── MATERIALS PROVIDED ──

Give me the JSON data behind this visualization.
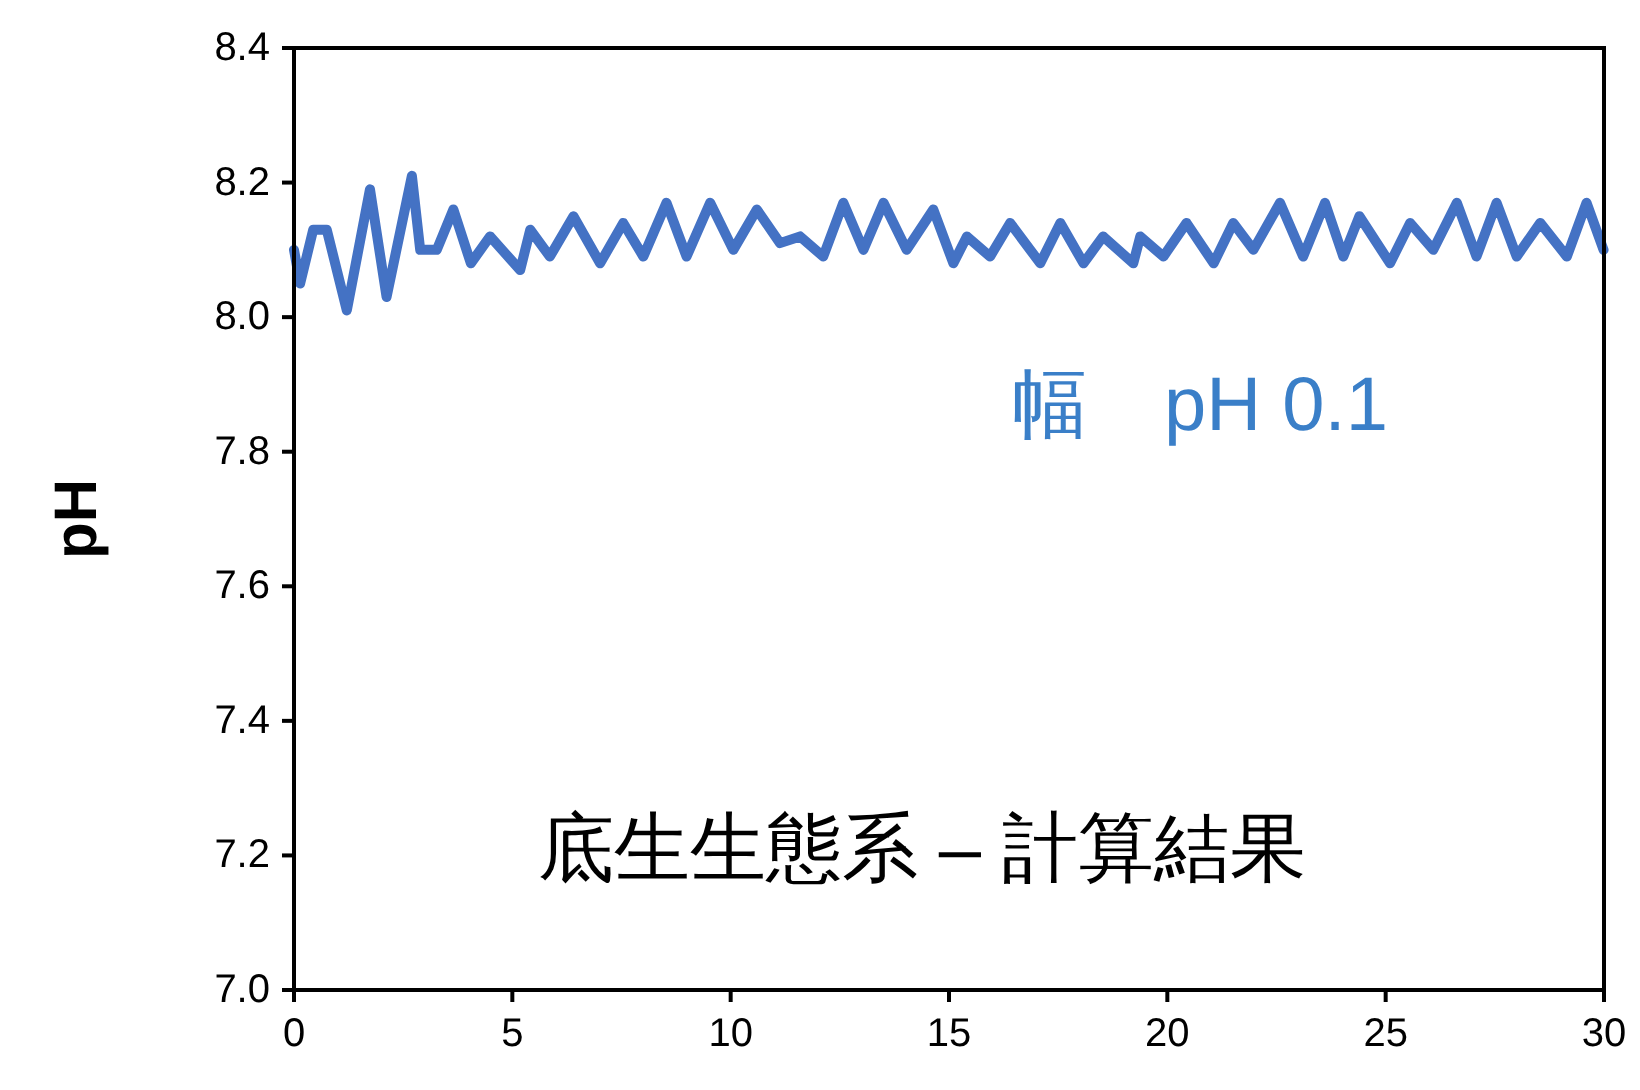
{
  "chart_data": {
    "type": "line",
    "x": [
      0,
      0.14,
      0.44,
      0.75,
      1.21,
      1.74,
      2.12,
      2.7,
      2.89,
      3.27,
      3.65,
      4.05,
      4.49,
      5.18,
      5.41,
      5.86,
      6.4,
      7.01,
      7.54,
      8.0,
      8.53,
      8.99,
      9.53,
      10.06,
      10.6,
      11.13,
      11.59,
      12.12,
      12.58,
      13.04,
      13.5,
      14.03,
      14.64,
      15.1,
      15.41,
      15.94,
      16.4,
      17.09,
      17.55,
      18.08,
      18.53,
      19.22,
      19.38,
      19.91,
      20.44,
      21.06,
      21.51,
      21.97,
      22.58,
      23.11,
      23.61,
      24.03,
      24.4,
      25.1,
      25.56,
      26.09,
      26.63,
      27.08,
      27.54,
      28.0,
      28.54,
      29.15,
      29.6,
      29.99
    ],
    "series": [
      {
        "color": "#4472c4",
        "values": [
          8.1,
          8.05,
          8.13,
          8.13,
          8.01,
          8.19,
          8.03,
          8.21,
          8.1,
          8.1,
          8.16,
          8.08,
          8.12,
          8.07,
          8.13,
          8.09,
          8.15,
          8.08,
          8.14,
          8.09,
          8.17,
          8.09,
          8.17,
          8.1,
          8.16,
          8.11,
          8.12,
          8.09,
          8.17,
          8.1,
          8.17,
          8.1,
          8.16,
          8.08,
          8.12,
          8.09,
          8.14,
          8.08,
          8.14,
          8.08,
          8.12,
          8.08,
          8.12,
          8.09,
          8.14,
          8.08,
          8.14,
          8.1,
          8.17,
          8.09,
          8.17,
          8.09,
          8.15,
          8.08,
          8.14,
          8.1,
          8.17,
          8.09,
          8.17,
          8.09,
          8.14,
          8.09,
          8.17,
          8.1
        ]
      }
    ],
    "ylabel": "pH",
    "annotations": [
      "幅　pH 0.1",
      "底生生態系 – 計算結果"
    ],
    "xlim": [
      0,
      30
    ],
    "xticks": [
      0,
      5,
      10,
      15,
      20,
      25,
      30
    ],
    "ylim": [
      7.0,
      8.4
    ],
    "yticks": [
      {
        "value": 7.0,
        "label": "7.0"
      },
      {
        "value": 7.2,
        "label": "7.2"
      },
      {
        "value": 7.4,
        "label": "7.4"
      },
      {
        "value": 7.6,
        "label": "7.6"
      },
      {
        "value": 7.8,
        "label": "7.8"
      },
      {
        "value": 8.0,
        "label": "8.0"
      },
      {
        "value": 8.2,
        "label": "8.2"
      },
      {
        "value": 8.4,
        "label": "8.4"
      }
    ],
    "grid": false,
    "marker": "none",
    "line_style": "solid"
  }
}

───

*TASK INSTRUCTIONS:*
Skip the pictures, then retype every line above exactly.

*RESPONSE TO THE TASK:*
Give me the JSON data behind this visualization.
{
  "chart_data": {
    "type": "line",
    "x": [
      0,
      0.14,
      0.44,
      0.75,
      1.21,
      1.74,
      2.12,
      2.7,
      2.89,
      3.27,
      3.65,
      4.05,
      4.49,
      5.18,
      5.41,
      5.86,
      6.4,
      7.01,
      7.54,
      8.0,
      8.53,
      8.99,
      9.53,
      10.06,
      10.6,
      11.13,
      11.59,
      12.12,
      12.58,
      13.04,
      13.5,
      14.03,
      14.64,
      15.1,
      15.41,
      15.94,
      16.4,
      17.09,
      17.55,
      18.08,
      18.53,
      19.22,
      19.38,
      19.91,
      20.44,
      21.06,
      21.51,
      21.97,
      22.58,
      23.11,
      23.61,
      24.03,
      24.4,
      25.1,
      25.56,
      26.09,
      26.63,
      27.08,
      27.54,
      28.0,
      28.54,
      29.15,
      29.6,
      29.99
    ],
    "series": [
      {
        "color": "#4472c4",
        "values": [
          8.1,
          8.05,
          8.13,
          8.13,
          8.01,
          8.19,
          8.03,
          8.21,
          8.1,
          8.1,
          8.16,
          8.08,
          8.12,
          8.07,
          8.13,
          8.09,
          8.15,
          8.08,
          8.14,
          8.09,
          8.17,
          8.09,
          8.17,
          8.1,
          8.16,
          8.11,
          8.12,
          8.09,
          8.17,
          8.1,
          8.17,
          8.1,
          8.16,
          8.08,
          8.12,
          8.09,
          8.14,
          8.08,
          8.14,
          8.08,
          8.12,
          8.08,
          8.12,
          8.09,
          8.14,
          8.08,
          8.14,
          8.1,
          8.17,
          8.09,
          8.17,
          8.09,
          8.15,
          8.08,
          8.14,
          8.1,
          8.17,
          8.09,
          8.17,
          8.09,
          8.14,
          8.09,
          8.17,
          8.1
        ]
      }
    ],
    "ylabel": "pH",
    "annotations": [
      "幅　pH 0.1",
      "底生生態系 – 計算結果"
    ],
    "xlim": [
      0,
      30
    ],
    "xticks": [
      0,
      5,
      10,
      15,
      20,
      25,
      30
    ],
    "ylim": [
      7.0,
      8.4
    ],
    "yticks": [
      {
        "value": 7.0,
        "label": "7.0"
      },
      {
        "value": 7.2,
        "label": "7.2"
      },
      {
        "value": 7.4,
        "label": "7.4"
      },
      {
        "value": 7.6,
        "label": "7.6"
      },
      {
        "value": 7.8,
        "label": "7.8"
      },
      {
        "value": 8.0,
        "label": "8.0"
      },
      {
        "value": 8.2,
        "label": "8.2"
      },
      {
        "value": 8.4,
        "label": "8.4"
      }
    ],
    "grid": false,
    "marker": "none",
    "line_style": "solid"
  }
}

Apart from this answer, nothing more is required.